-- Start of Record list --

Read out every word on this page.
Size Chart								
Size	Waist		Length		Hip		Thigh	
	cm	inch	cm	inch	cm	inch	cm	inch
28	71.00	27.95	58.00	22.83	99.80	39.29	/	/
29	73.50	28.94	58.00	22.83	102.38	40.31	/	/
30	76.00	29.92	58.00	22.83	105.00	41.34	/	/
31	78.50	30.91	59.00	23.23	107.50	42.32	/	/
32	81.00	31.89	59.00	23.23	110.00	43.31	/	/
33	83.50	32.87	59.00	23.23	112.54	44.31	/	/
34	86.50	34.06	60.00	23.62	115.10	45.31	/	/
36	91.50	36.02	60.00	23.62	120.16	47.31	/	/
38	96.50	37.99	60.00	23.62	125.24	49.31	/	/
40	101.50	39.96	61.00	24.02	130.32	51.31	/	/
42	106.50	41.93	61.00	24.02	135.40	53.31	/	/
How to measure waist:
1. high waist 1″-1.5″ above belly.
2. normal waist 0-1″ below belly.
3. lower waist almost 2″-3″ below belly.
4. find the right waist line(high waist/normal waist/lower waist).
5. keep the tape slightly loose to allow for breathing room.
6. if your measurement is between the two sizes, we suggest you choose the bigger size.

-- End of Record list --
-- Start of Record list --

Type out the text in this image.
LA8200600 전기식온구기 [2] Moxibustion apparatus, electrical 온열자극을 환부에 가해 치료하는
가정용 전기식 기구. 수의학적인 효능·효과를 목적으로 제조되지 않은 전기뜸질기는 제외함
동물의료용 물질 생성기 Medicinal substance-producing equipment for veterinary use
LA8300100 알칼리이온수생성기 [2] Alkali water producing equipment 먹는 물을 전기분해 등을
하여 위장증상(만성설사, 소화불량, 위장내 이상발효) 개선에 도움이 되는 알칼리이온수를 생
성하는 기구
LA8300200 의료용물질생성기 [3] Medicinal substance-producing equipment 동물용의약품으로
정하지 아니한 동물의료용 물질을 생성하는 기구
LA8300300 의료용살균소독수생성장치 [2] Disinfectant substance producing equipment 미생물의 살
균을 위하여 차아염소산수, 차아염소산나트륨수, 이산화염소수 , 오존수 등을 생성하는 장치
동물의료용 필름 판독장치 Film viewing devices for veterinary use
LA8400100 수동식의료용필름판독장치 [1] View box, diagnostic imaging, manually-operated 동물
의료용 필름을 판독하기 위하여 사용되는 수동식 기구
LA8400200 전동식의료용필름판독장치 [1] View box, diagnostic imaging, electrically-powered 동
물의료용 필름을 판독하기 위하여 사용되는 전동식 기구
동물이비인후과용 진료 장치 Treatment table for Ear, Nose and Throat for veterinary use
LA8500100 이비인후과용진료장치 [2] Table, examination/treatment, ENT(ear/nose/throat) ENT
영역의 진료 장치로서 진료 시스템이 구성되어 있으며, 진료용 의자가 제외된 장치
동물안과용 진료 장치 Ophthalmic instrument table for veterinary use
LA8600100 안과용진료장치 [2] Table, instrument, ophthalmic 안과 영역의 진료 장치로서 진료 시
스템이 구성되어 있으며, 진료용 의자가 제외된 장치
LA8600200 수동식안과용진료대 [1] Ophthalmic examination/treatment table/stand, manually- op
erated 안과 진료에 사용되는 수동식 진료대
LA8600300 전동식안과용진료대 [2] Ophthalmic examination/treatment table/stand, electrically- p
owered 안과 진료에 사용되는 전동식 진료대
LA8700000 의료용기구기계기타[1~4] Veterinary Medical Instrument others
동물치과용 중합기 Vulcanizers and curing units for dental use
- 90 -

-- End of Record list --

### Description of the task
In the records above, how many lines include "구성되어"? Give that number and nothing more.

### Result
2